▶ PAGE
>>>

Oh and seth that blue looks real damn good--but U might want to stick with a safer aluminum trim. To tell U the truth I would just take in to a shop to get color matched to your car..U can save sum money by sanding it down yourself and then giving it to them..

I just hope my interior pieces come out nice and shiny--I want them to look like my body paint...


----------



## sethwas (Apr 30, 2002)

Hah,
Sanding it down he says...Did I mention its -10C outside?

Seth


----------



## Jaggrey (Sep 16, 2002)

Must not be in Miami Beach, FL right now then...it's about 75 now


----------



## MP2050 (May 1, 2002)

Jaggrey said:


> *Must not be in Miami Beach, FL right now then...it's about 75 now  *


Thats right I can sand my whole car down right now if I want....lol


----------



## Jaggrey (Sep 16, 2002)

lol


----------



## andre (Apr 30, 2002)

sethwas said:


> *Hey,
> What kit is that, and is it actually aluminum, and does it cover the sides of the pieces it covers?
> 
> Seth *


Thats the kit from www.woodtrim.com . Yes its real brushed aluminum (not that plastic crap ) and it covers up the whole panel, just like it was meant to be there. Only difference is, you can tell that its a kit...for example, the trim around the radio is curved at the edges, but the aluminum cuts it straight...and that nothing. So, take it from me, its a great kit. Only thing with that kit is, it doesn't come with pieces for the rear doors...but I took care of that with a trip to Home Depot.


----------



## SentraXERacer (Oct 7, 2002)

Does anyone have a pic of the B-13 Aluminum kit from woodtrim.com?
B-13 KIT


----------



## superfro86 (May 15, 2002)

hey andre is it possible to cut the shifter stalk thingy lower so the shifter is lower? i want mine to look like the auto shifters on luxuary cars where there is the whole thing, from the bottom part of the "shifter stalk" on up to the top of the shift knob is only 5-6 inches high.


----------



## andre (Apr 30, 2002)

I was actually thinking about doing that before. I'm pretty sure it can be done, and I'll probably do it one day. I mean, it seems just like a shaft with a spring-loaded center. If I knew the exact components inside the shifter (and if it was really my car - mom's), I'd have put my saw blade to it long ago. I've been itching to do it, but I just gotta wait till I can take the risk.


----------



## sethwas (Apr 30, 2002)

<<<

▶ STATED TASK 1
Write out the trim thread from "hey andre is" to "take the risk.", switching "saw blade" to "hacksaw".
▶ STATED TASK 2
Pick up the trim thread after its last line and keep it going.
The rows have nothing to do with the trim thread.

▶ SUPPLIED INFORMATION
>>>

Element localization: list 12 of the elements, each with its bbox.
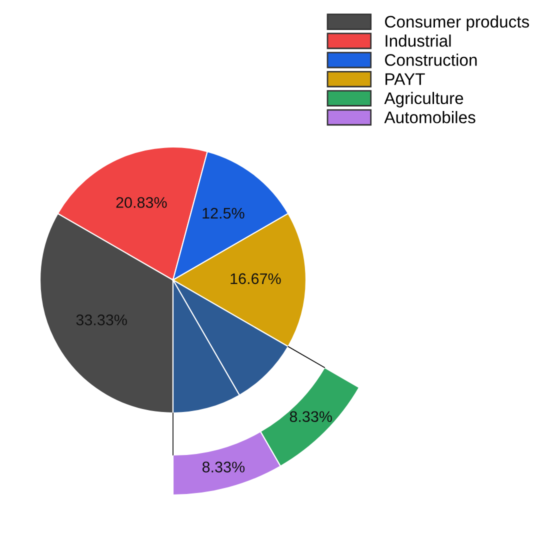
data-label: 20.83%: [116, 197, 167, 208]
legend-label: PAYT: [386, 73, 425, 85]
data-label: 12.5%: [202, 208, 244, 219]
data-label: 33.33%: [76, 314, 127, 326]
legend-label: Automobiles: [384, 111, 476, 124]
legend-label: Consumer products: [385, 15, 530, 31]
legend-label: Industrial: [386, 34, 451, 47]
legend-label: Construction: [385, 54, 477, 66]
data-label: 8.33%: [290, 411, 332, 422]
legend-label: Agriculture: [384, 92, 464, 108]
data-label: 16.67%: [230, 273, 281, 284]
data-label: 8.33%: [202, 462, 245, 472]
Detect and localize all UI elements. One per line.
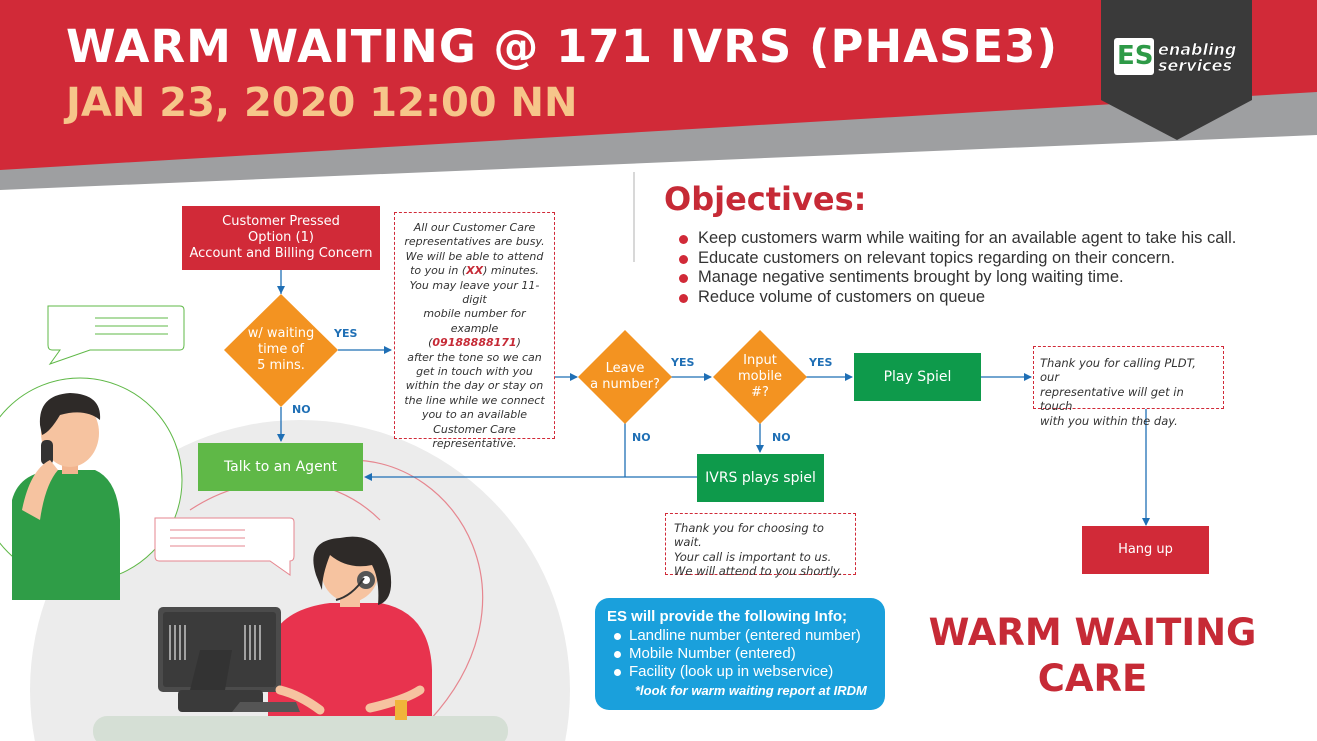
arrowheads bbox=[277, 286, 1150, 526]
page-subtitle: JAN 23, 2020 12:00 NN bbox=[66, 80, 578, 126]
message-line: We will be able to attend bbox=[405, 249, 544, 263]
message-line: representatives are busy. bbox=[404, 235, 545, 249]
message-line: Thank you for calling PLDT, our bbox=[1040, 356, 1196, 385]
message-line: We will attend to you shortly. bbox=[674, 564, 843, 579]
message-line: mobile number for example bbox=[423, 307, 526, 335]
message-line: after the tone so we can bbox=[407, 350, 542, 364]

<<<

▶ EXERCISE RESPONSE 1
hey andre is it possible to cut the shifter stalk thingy lower so the shifter is lower? i want mine to look like the auto shifters on luxuary cars where there is the whole thing, from the bottom part of the "shifter stalk" on up to the top of the shift knob is only 5-6 inches high.


----------



## andre (Apr 30, 2002)

I was actually thinking about doing that before. I'm pretty sure it can be done, and I'll probably do it one day. I mean, it seems just like a shaft with a spring-loaded center. If I knew the exact components inside the shifter (and if it was really my car - mom's), I'd have put my hacksaw to it long ago. I've been itching to do it, but I just gotta wait till I can take the risk.

▶ EXERCISE RESPONSE 2
Are you talking about the auto shifter. If so, it is possible. Just remember to redrill the screw holes lower down.

Seth


----------



## andre (Apr 30, 2002)

It is? have you seen it done...or done it? If I'm sure it can be done, I'll do it. By the way, re-drill what screw holes?


----------



## nissan200ser (Dec 3, 2002)

i have a b&i red carbon fiber dash kit and i love it the only think i wish it had was one for the shit plate that would be key but the rest of it is the shit in my opinon......


----------



## sethwas (Apr 30, 2002)

andre said:


> *It is? have you seen it done...or done it? If I'm sure it can be done, I'll do it. By the way, re-drill what screw holes?  *


Remember, 
In order to take off the shifter there are two scres which face the dash. Remve them, and then push in the buton and slip off the shifter. Those two holes have to be relocated.

Seth


----------



## MP2050 (May 1, 2002)

Well finally got my car and interior pieces back and the pieces came out real good- and they have a nice shine...only thing is that now Im worried since its white about the cleaning and chipping but I def. recommend having your interior done this way..


----------



## LIUSPEED (May 29, 2002)

pix might be on nopi


----------



## maxedout97maxima (Dec 2, 2002)

http://www.evolution-autodesign.com/


----------



## andre (Apr 30, 2002)

sethwas said:


> *Remember,
> In order to take off the shifter there are two scres which face the dash. Remve them, and then push in the buton and slip off the shifter. Those two holes have to be relocated.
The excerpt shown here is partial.